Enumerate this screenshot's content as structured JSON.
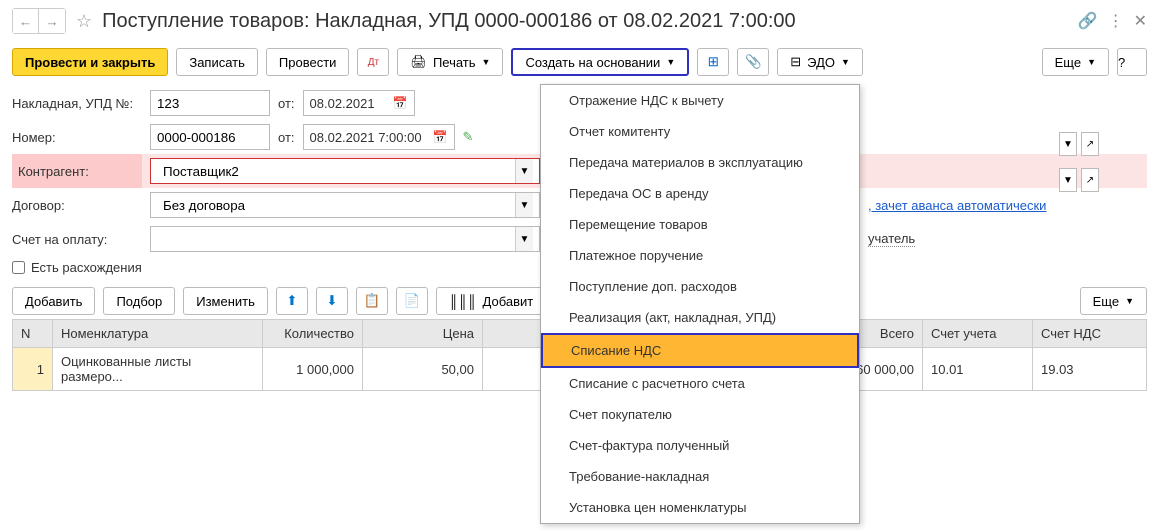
{
  "header": {
    "title": "Поступление товаров: Накладная, УПД 0000-000186 от 08.02.2021 7:00:00"
  },
  "toolbar": {
    "post_and_close": "Провести и закрыть",
    "save": "Записать",
    "post": "Провести",
    "print": "Печать",
    "create_based_on": "Создать на основании",
    "edo": "ЭДО",
    "more": "Еще",
    "help": "?"
  },
  "form": {
    "invoice_no_label": "Накладная, УПД №:",
    "invoice_no": "123",
    "from_label": "от:",
    "invoice_date": "08.02.2021",
    "number_label": "Номер:",
    "number": "0000-000186",
    "number_date": "08.02.2021 7:00:00",
    "contractor_label": "Контрагент:",
    "contractor": "Поставщик2",
    "contract_label": "Договор:",
    "contract": "Без договора",
    "contract_link": ", зачет аванса автоматически",
    "invoice_for_payment_label": "Счет на оплату:",
    "invoice_for_payment": "",
    "recipient_suffix": "учатель",
    "discrepancies_label": "Есть расхождения"
  },
  "table_toolbar": {
    "add": "Добавить",
    "pick": "Подбор",
    "edit": "Изменить",
    "add_barcode": "Добавит",
    "more": "Еще"
  },
  "table": {
    "headers": {
      "n": "N",
      "nomenclature": "Номенклатура",
      "qty": "Количество",
      "price": "Цена",
      "total": "Всего",
      "account": "Счет учета",
      "vat_account": "Счет НДС"
    },
    "rows": [
      {
        "n": "1",
        "nomenclature": "Оцинкованные листы размеро...",
        "qty": "1 000,000",
        "price": "50,00",
        "total": "60 000,00",
        "account": "10.01",
        "vat_account": "19.03"
      }
    ]
  },
  "menu": {
    "items": [
      "Отражение НДС к вычету",
      "Отчет комитенту",
      "Передача материалов в эксплуатацию",
      "Передача ОС в аренду",
      "Перемещение товаров",
      "Платежное поручение",
      "Поступление доп. расходов",
      "Реализация (акт, накладная, УПД)",
      "Списание НДС",
      "Списание с расчетного счета",
      "Счет покупателю",
      "Счет-фактура полученный",
      "Требование-накладная",
      "Установка цен номенклатуры"
    ],
    "highlight_index": 8
  }
}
------------------------------------------------
Output all of the data exactly as it stands, minus any images.

Enumerate this screenshot's content as structured JSON.
{
  "header": {
    "title": "Поступление товаров: Накладная, УПД 0000-000186 от 08.02.2021 7:00:00"
  },
  "toolbar": {
    "post_and_close": "Провести и закрыть",
    "save": "Записать",
    "post": "Провести",
    "print": "Печать",
    "create_based_on": "Создать на основании",
    "edo": "ЭДО",
    "more": "Еще",
    "help": "?"
  },
  "form": {
    "invoice_no_label": "Накладная, УПД №:",
    "invoice_no": "123",
    "from_label": "от:",
    "invoice_date": "08.02.2021",
    "number_label": "Номер:",
    "number": "0000-000186",
    "number_date": "08.02.2021 7:00:00",
    "contractor_label": "Контрагент:",
    "contractor": "Поставщик2",
    "contract_label": "Договор:",
    "contract": "Без договора",
    "contract_link": ", зачет аванса автоматически",
    "invoice_for_payment_label": "Счет на оплату:",
    "invoice_for_payment": "",
    "recipient_suffix": "учатель",
    "discrepancies_label": "Есть расхождения"
  },
  "table_toolbar": {
    "add": "Добавить",
    "pick": "Подбор",
    "edit": "Изменить",
    "add_barcode": "Добавит",
    "more": "Еще"
  },
  "table": {
    "headers": {
      "n": "N",
      "nomenclature": "Номенклатура",
      "qty": "Количество",
      "price": "Цена",
      "total": "Всего",
      "account": "Счет учета",
      "vat_account": "Счет НДС"
    },
    "rows": [
      {
        "n": "1",
        "nomenclature": "Оцинкованные листы размеро...",
        "qty": "1 000,000",
        "price": "50,00",
        "total": "60 000,00",
        "account": "10.01",
        "vat_account": "19.03"
      }
    ]
  },
  "menu": {
    "items": [
      "Отражение НДС к вычету",
      "Отчет комитенту",
      "Передача материалов в эксплуатацию",
      "Передача ОС в аренду",
      "Перемещение товаров",
      "Платежное поручение",
      "Поступление доп. расходов",
      "Реализация (акт, накладная, УПД)",
      "Списание НДС",
      "Списание с расчетного счета",
      "Счет покупателю",
      "Счет-фактура полученный",
      "Требование-накладная",
      "Установка цен номенклатуры"
    ],
    "highlight_index": 8
  }
}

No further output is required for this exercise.